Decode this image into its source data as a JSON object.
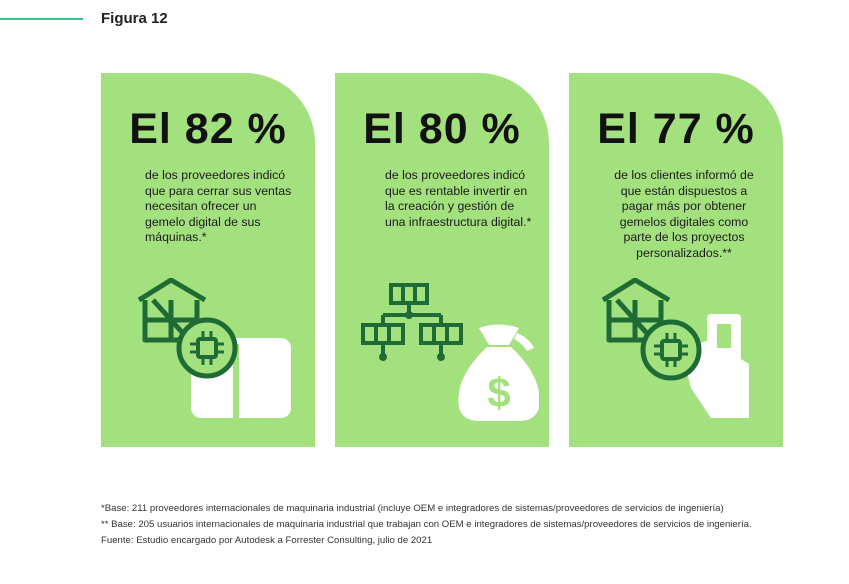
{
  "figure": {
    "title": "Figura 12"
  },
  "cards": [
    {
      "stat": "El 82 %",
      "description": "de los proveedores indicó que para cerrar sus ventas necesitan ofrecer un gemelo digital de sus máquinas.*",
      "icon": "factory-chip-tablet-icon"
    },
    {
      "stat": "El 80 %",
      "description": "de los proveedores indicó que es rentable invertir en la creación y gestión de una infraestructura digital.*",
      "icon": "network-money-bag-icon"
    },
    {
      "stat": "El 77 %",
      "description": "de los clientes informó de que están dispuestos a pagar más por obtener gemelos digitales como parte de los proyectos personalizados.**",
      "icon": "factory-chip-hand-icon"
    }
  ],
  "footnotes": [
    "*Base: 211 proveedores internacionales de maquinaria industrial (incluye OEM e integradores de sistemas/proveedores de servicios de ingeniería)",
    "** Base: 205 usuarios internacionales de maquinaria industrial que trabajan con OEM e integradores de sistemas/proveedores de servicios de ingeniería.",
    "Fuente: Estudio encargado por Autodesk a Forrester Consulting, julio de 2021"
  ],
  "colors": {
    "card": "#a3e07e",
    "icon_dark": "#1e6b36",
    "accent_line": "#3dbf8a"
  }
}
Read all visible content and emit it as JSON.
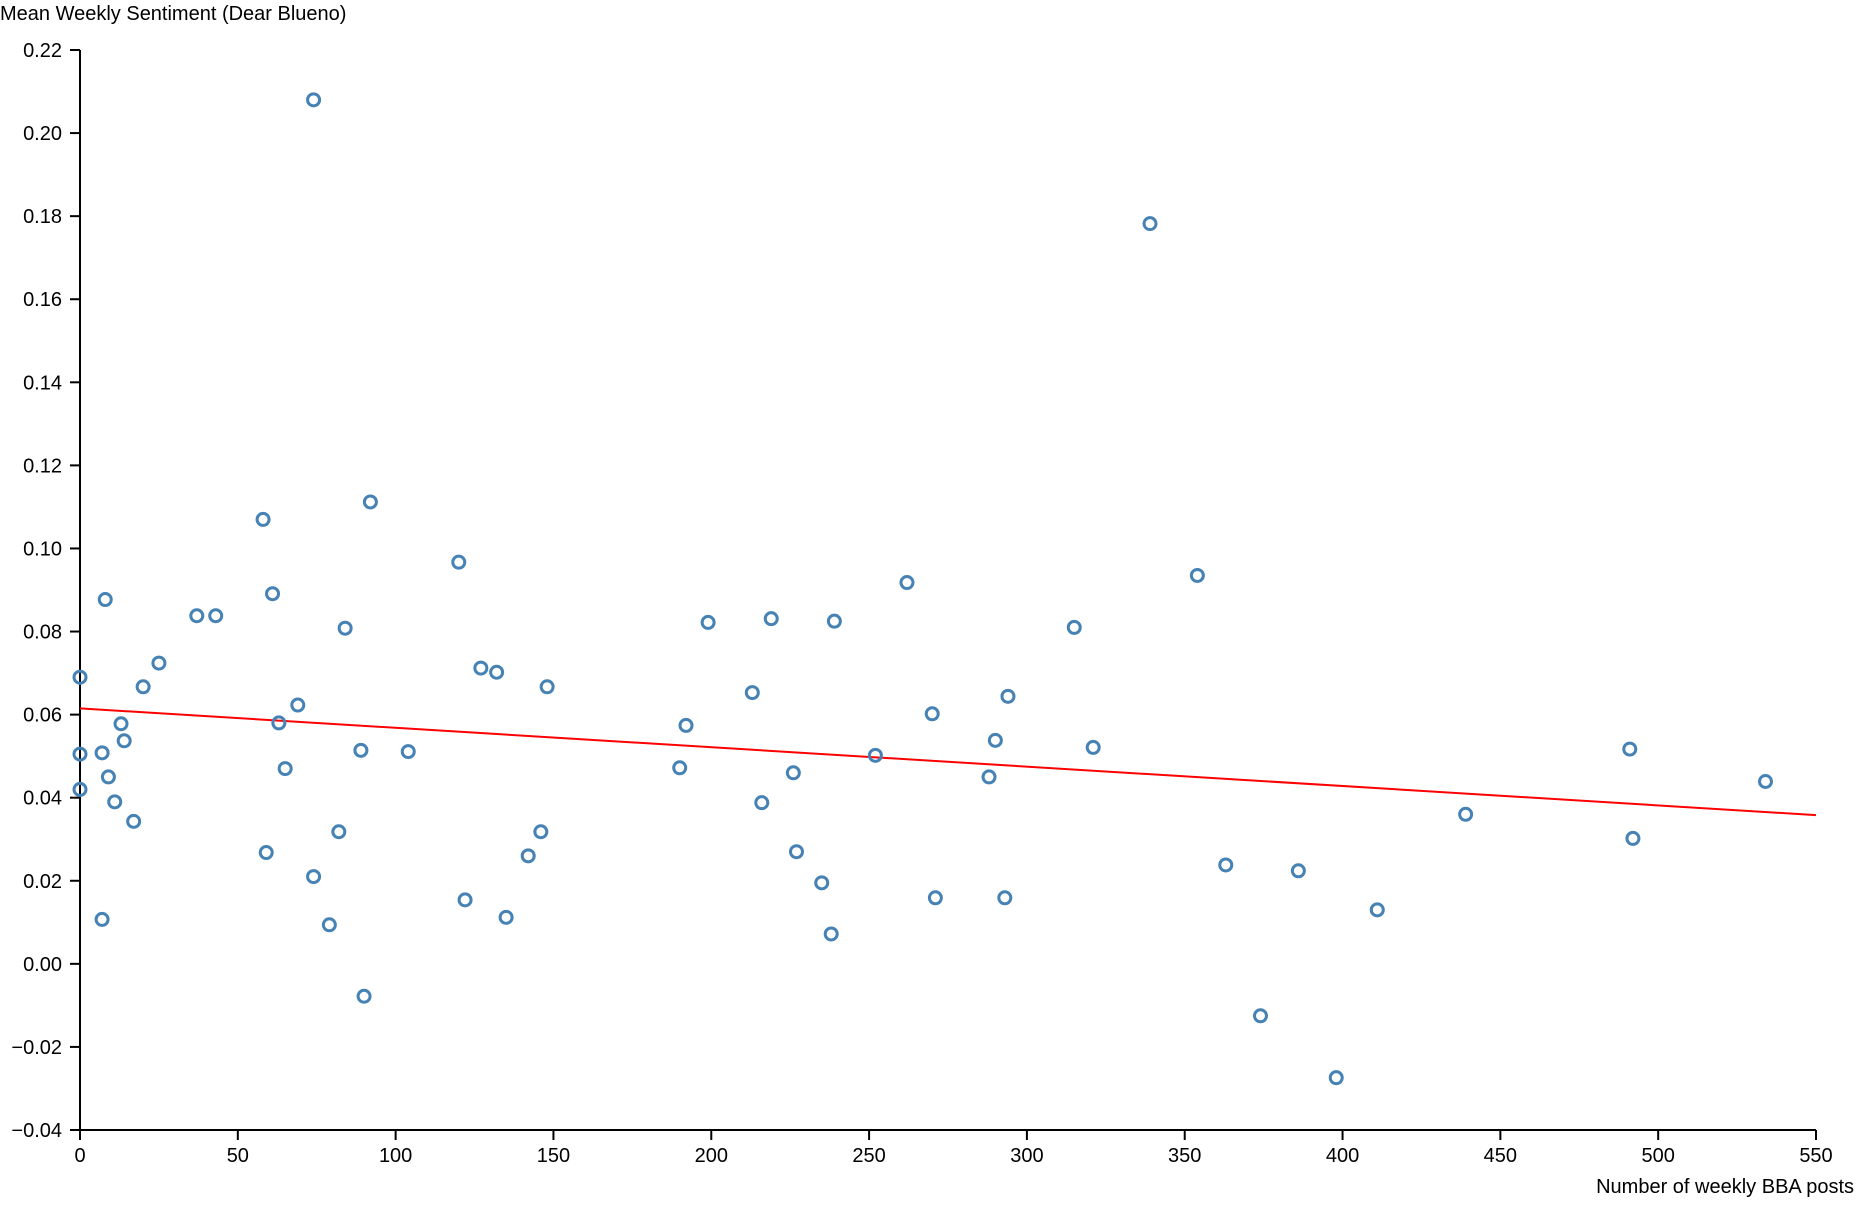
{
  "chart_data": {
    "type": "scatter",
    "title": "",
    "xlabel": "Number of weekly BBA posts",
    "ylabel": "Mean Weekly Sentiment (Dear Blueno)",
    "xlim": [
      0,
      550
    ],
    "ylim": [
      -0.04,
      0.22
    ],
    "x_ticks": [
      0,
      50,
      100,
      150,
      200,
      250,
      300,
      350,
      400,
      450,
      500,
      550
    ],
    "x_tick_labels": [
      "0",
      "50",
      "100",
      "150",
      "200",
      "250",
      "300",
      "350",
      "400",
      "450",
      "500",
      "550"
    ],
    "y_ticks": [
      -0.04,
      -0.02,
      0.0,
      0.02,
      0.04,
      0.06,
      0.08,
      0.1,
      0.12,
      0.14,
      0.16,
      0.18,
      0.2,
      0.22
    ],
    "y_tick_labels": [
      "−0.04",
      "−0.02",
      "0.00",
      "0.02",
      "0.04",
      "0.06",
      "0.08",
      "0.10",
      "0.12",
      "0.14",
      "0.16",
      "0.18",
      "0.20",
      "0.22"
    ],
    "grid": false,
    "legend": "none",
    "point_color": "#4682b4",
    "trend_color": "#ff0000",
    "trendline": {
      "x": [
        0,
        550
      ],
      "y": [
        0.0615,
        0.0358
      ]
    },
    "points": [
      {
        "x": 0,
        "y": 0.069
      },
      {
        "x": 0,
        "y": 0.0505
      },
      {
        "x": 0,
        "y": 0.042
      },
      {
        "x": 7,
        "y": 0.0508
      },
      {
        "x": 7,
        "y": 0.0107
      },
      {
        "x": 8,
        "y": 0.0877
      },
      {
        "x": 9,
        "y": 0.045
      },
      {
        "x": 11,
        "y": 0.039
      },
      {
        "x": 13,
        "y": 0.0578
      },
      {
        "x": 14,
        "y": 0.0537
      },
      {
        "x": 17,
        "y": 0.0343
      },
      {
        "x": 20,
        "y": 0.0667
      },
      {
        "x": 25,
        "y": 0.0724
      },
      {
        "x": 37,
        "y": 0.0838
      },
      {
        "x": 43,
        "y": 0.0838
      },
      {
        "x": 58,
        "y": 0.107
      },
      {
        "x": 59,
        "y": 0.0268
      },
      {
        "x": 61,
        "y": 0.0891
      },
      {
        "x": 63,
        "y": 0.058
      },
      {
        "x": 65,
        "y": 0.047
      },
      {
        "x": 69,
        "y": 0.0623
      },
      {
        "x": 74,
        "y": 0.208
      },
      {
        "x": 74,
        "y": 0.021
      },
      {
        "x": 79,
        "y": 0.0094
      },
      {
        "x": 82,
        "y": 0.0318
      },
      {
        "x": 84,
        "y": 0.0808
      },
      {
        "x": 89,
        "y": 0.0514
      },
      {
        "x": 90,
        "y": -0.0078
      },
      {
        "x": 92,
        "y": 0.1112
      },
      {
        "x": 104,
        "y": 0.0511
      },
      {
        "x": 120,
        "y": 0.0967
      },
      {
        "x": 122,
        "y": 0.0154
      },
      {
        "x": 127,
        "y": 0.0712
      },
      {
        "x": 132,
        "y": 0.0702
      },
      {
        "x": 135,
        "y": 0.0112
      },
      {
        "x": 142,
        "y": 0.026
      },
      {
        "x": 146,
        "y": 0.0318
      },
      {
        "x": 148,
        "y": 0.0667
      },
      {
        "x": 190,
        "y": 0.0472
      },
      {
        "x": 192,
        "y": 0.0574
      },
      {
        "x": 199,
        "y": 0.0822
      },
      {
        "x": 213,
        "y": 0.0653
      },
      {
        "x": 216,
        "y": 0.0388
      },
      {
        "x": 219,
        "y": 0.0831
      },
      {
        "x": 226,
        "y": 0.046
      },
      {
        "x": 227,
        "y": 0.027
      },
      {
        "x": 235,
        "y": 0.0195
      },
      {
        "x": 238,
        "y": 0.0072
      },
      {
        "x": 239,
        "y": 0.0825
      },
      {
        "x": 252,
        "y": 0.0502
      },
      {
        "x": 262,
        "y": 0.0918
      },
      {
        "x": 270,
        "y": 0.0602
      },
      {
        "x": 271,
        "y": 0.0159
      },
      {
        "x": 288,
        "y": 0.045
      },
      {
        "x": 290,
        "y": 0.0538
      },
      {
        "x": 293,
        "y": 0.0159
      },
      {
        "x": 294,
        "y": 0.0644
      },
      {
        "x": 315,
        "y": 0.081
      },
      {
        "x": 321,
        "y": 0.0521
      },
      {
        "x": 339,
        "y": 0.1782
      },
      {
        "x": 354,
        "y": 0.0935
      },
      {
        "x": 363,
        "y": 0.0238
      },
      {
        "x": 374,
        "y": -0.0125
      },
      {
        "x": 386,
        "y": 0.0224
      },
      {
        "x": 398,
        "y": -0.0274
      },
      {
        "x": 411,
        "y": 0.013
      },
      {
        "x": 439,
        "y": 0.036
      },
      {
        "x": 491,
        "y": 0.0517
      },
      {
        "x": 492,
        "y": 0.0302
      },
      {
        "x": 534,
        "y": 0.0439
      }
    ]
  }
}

--

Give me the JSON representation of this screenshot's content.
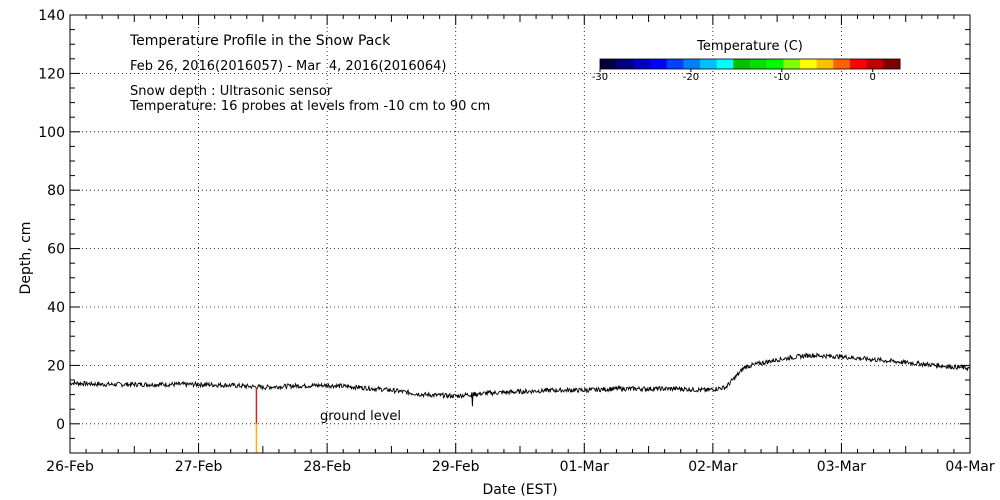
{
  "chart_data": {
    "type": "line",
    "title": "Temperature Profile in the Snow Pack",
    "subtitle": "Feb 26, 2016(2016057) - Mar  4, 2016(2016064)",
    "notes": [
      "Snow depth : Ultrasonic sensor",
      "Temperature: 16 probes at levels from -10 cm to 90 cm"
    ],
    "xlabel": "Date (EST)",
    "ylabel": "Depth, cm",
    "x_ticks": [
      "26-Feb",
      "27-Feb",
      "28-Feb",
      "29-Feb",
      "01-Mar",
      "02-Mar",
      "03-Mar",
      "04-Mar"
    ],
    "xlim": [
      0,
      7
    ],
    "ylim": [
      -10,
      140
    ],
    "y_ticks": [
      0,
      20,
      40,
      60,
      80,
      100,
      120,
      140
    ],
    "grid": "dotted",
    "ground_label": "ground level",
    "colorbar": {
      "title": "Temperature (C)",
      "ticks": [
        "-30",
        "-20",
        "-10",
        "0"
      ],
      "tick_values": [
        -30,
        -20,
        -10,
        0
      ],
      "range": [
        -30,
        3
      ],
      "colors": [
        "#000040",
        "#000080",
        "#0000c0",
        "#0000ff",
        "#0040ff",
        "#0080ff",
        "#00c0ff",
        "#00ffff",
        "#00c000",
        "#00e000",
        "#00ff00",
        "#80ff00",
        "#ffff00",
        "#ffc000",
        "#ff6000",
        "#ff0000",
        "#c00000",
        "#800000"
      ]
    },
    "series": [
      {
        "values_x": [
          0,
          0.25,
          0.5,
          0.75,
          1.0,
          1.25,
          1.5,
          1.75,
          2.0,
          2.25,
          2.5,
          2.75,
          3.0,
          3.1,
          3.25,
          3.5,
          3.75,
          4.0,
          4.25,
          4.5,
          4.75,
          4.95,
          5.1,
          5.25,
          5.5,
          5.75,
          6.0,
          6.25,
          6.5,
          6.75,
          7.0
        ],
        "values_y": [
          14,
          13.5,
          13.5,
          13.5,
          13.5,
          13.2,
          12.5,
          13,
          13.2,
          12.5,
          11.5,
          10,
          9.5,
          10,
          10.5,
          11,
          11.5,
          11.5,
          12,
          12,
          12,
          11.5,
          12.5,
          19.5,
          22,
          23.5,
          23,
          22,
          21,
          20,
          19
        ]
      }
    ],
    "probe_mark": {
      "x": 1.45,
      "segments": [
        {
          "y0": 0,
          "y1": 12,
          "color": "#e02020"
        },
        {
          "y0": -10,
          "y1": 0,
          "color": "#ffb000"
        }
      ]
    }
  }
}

AIM. Filter the entries above down to the lines containing the word "description".

COMPLETE ANSWER.
      "description": "de los proveedores indicó que para cerrar sus ventas necesitan ofrecer un gemelo digital de sus máquinas.*",
      "description": "de los proveedores indicó que es rentable invertir en la creación y gestión de una infraestructura digital.*",
      "description": "de los clientes informó de que están dispuestos a pagar más por obtener gemelos digitales como parte de los proyectos personalizados.**",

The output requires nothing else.